Given exercise: Copy out all the records, word for word.

### Supplied material ###

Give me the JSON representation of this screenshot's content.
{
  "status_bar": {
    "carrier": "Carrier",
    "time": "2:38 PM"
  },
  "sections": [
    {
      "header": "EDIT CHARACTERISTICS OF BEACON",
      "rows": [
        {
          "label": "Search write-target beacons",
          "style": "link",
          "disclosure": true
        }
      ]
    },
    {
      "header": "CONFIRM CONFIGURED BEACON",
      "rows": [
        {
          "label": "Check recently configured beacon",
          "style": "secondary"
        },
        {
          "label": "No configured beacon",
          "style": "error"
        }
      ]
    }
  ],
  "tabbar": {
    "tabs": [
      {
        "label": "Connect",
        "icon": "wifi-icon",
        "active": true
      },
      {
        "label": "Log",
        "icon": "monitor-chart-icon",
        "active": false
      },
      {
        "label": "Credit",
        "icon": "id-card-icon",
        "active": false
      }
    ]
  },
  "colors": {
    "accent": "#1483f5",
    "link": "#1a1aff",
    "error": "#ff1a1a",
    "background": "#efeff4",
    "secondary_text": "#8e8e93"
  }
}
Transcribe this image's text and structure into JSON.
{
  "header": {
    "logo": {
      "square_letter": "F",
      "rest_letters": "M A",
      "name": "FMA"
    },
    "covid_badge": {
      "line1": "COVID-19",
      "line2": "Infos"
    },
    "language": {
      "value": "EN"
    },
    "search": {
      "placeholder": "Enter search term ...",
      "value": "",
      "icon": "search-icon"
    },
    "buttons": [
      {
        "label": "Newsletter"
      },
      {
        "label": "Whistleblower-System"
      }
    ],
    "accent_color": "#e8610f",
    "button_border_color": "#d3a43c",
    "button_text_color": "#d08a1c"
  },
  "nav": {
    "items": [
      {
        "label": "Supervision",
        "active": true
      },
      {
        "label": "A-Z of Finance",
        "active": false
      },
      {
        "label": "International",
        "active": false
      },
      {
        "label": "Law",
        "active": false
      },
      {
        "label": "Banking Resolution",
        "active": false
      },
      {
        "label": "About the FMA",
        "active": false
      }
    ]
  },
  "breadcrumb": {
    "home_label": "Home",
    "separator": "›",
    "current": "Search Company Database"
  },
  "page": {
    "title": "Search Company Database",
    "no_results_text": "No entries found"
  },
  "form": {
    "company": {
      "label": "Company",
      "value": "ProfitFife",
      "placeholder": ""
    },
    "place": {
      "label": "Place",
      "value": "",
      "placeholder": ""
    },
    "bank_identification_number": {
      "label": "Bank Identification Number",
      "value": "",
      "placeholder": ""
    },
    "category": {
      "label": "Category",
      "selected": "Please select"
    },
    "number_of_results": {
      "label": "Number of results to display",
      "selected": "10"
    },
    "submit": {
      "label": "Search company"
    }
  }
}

###

Right answer:
Give me the JSON representation of this screenshot's content.
{
  "status_bar": {
    "carrier": "Carrier",
    "time": "2:38 PM"
  },
  "sections": [
    {
      "header": "EDIT CHARACTERISTICS OF BEACON",
      "rows": [
        {
          "label": "Search write-target beacons",
          "style": "link",
          "disclosure": true
        }
      ]
    },
    {
      "header": "CONFIRM CONFIGURED BEACON",
      "rows": [
        {
          "label": "Check recently configured beacon",
          "style": "secondary"
        },
        {
          "label": "No configured beacon",
          "style": "error"
        }
      ]
    }
  ],
  "tabbar": {
    "tabs": [
      {
        "label": "Connect",
        "icon": "wifi-icon",
        "active": true
      },
      {
        "label": "Log",
        "icon": "monitor-chart-icon",
        "active": false
      },
      {
        "label": "Credit",
        "icon": "id-card-icon",
        "active": false
      }
    ]
  },
  "colors": {
    "accent": "#1483f5",
    "link": "#1a1aff",
    "error": "#ff1a1a",
    "background": "#efeff4",
    "secondary_text": "#8e8e93"
  }
}
Transcribe this image's text and structure into JSON.
{
  "header": {
    "logo": {
      "square_letter": "F",
      "rest_letters": "M A",
      "name": "FMA"
    },
    "covid_badge": {
      "line1": "COVID-19",
      "line2": "Infos"
    },
    "language": {
      "value": "EN"
    },
    "search": {
      "placeholder": "Enter search term ...",
      "value": "",
      "icon": "search-icon"
    },
    "buttons": [
      {
        "label": "Newsletter"
      },
      {
        "label": "Whistleblower-System"
      }
    ],
    "accent_color": "#e8610f",
    "button_border_color": "#d3a43c",
    "button_text_color": "#d08a1c"
  },
  "nav": {
    "items": [
      {
        "label": "Supervision",
        "active": true
      },
      {
        "label": "A-Z of Finance",
        "active": false
      },
      {
        "label": "International",
        "active": false
      },
      {
        "label": "Law",
        "active": false
      },
      {
        "label": "Banking Resolution",
        "active": false
      },
      {
        "label": "About the FMA",
        "active": false
      }
    ]
  },
  "breadcrumb": {
    "home_label": "Home",
    "separator": "›",
    "current": "Search Company Database"
  },
  "page": {
    "title": "Search Company Database",
    "no_results_text": "No entries found"
  },
  "form": {
    "company": {
      "label": "Company",
      "value": "ProfitFife",
      "placeholder": ""
    },
    "place": {
      "label": "Place",
      "value": "",
      "placeholder": ""
    },
    "bank_identification_number": {
      "label": "Bank Identification Number",
      "value": "",
      "placeholder": ""
    },
    "category": {
      "label": "Category",
      "selected": "Please select"
    },
    "number_of_results": {
      "label": "Number of results to display",
      "selected": "10"
    },
    "submit": {
      "label": "Search company"
    }
  }
}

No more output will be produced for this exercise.